*Задание a:* Пожалуйста, перепишите дословно строки списка, начиная с его первой строки и заканчивая строкой с «auxiliary-materials-lead [28, 789, 433, 852]», включая обе.

___ Исходный текст

Муссолини и его время - Роман Сергеевич Меркулов
Шрифт:
Интервал:
Закладка:
Для него все было предельно ясно – итальянцам нужно готовиться к войне, в то время как «римский шаг» пугает растолстевших геморроидальных стариков, средний класс мечтает жить как французские рантье, а аристократия привычно пресмыкается перед англичанами – так отвечал он на осторожную критику своих нововведений второй половины 30-х годов. Конечно, дело было вовсе не в новых правилах шагистики, но ни диктатор, ни его неизвестные широкой общественности оппоненты давно уже отвыкли обсуждать ситуацию в стране открыто и по существу. Муссолини не мог и не желал признавать, что фашистский режим в определенном смысле зашел в тупик, растеряв за прошедшее десятилетие скорость и динамизм, присущие любой удачливой автократии. Однако оппонировать дуче было некому. Противники нового курса, с его нарочитой милитаризацией общественной жизни, были бессильны и лишены голоса, их скептицизм не завоевывал сторонников ни среди широких масс, ни среди «сильных личностей». Недовольные в фашистской среде тоже не могли представлять собой принципиальной оппозиции – это противоречило бы всем принципам фашистской идеологии с ее упором на иерархичность и полувоенный дух. С другой стороны, начавшееся в 1937 году наступление партии на бюрократию давало выход энергии партийцев, криика которых в основном сводилась не к внешней, а к внутренней политике дуче. Как известно, покуда на головы граждан не начинают сыпаться бомбы, они мало интересуется внешней политикой своей страны – и это утверждение справедливо не только в отношении итальянцев «фашистской эры».

______
___ Предоставленный список

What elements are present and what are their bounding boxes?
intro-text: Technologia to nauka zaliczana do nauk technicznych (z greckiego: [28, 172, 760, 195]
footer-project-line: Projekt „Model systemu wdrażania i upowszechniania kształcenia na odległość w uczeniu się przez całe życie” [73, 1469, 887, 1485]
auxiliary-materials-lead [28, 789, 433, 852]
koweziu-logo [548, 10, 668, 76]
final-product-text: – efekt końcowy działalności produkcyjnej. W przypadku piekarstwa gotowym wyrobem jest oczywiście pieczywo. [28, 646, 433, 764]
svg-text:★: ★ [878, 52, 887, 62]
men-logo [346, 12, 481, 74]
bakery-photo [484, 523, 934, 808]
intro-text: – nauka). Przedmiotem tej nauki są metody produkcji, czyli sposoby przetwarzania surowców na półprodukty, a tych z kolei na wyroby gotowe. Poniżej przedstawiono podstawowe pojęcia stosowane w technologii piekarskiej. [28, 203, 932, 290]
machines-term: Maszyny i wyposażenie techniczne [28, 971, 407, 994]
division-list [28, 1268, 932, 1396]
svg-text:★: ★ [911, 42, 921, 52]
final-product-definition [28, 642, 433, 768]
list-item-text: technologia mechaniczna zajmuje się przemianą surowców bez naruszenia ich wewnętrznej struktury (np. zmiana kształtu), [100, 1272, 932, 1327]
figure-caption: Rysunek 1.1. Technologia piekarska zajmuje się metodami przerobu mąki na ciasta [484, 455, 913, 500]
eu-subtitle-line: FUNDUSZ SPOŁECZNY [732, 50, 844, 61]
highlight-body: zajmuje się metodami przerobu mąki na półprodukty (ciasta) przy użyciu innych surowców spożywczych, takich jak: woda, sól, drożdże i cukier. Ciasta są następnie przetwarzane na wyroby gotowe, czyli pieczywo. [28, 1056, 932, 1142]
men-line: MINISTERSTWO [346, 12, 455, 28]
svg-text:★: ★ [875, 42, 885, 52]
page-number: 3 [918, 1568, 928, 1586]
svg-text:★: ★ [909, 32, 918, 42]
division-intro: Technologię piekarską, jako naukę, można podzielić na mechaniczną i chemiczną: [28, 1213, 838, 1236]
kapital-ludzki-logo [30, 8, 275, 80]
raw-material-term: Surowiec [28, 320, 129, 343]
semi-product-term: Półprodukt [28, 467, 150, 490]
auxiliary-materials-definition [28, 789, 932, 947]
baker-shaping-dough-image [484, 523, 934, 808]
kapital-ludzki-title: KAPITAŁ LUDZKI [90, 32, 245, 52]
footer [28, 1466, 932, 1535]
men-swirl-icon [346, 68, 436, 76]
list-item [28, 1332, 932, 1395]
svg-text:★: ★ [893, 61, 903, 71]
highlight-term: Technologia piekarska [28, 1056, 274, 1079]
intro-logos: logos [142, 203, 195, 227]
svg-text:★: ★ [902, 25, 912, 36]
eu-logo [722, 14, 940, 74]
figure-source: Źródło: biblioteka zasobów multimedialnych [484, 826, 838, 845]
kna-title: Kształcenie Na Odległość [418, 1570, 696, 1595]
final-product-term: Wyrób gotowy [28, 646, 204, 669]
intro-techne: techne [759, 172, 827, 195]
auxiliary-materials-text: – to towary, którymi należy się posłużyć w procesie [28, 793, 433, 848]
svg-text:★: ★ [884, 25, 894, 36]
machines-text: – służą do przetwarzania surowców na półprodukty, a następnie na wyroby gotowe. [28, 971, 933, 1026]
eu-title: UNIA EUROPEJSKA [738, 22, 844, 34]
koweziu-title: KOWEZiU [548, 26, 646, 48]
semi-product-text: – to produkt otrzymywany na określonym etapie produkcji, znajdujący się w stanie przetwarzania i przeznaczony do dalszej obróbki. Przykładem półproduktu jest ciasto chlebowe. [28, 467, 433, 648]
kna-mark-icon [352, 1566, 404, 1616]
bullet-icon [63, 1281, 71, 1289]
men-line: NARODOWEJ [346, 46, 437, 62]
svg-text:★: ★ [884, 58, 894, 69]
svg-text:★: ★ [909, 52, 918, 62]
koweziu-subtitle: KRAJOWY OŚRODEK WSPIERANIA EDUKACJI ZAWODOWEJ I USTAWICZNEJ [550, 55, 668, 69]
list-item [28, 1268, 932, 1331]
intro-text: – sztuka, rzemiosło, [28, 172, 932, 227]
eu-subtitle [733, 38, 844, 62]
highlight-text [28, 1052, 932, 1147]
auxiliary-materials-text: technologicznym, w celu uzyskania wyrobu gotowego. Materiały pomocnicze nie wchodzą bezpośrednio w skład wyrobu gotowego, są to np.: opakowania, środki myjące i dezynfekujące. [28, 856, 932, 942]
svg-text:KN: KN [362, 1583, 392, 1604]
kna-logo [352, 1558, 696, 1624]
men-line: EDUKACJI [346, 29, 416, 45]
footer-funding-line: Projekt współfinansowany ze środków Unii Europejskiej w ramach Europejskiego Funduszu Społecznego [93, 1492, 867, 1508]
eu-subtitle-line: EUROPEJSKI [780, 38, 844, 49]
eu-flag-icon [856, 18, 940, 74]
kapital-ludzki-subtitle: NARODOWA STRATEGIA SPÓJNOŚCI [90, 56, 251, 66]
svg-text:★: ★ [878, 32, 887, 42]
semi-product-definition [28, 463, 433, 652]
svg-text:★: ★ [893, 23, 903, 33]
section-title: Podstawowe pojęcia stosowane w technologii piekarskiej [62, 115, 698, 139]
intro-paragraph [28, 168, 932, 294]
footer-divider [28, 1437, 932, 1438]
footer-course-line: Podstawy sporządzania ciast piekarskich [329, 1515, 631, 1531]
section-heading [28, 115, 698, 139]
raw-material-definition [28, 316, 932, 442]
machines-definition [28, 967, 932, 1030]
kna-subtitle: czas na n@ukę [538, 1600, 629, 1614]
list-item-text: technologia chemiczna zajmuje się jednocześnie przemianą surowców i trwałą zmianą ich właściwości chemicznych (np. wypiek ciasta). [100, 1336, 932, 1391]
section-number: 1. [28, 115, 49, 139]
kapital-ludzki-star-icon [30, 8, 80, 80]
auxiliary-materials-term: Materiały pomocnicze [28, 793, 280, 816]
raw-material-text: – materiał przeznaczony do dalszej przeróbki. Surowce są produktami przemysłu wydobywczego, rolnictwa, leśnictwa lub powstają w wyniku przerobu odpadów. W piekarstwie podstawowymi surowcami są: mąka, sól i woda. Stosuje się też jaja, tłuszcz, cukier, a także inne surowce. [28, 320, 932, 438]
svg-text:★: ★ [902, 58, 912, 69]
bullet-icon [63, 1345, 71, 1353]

______

*Задание b:* В каком году, согласно тексту о Муссолини, началось наступление партии на бюрократию?

*Ответ a:*
What elements are present and what are their bounding boxes?
intro-text: Technologia to nauka zaliczana do nauk technicznych (z greckiego: [28, 172, 760, 195]
footer-project-line: Projekt „Model systemu wdrażania i upowszechniania kształcenia na odległość w uczeniu się przez całe życie” [73, 1469, 887, 1485]
auxiliary-materials-lead [28, 789, 433, 852]

*Ответ b:* В 1937 году.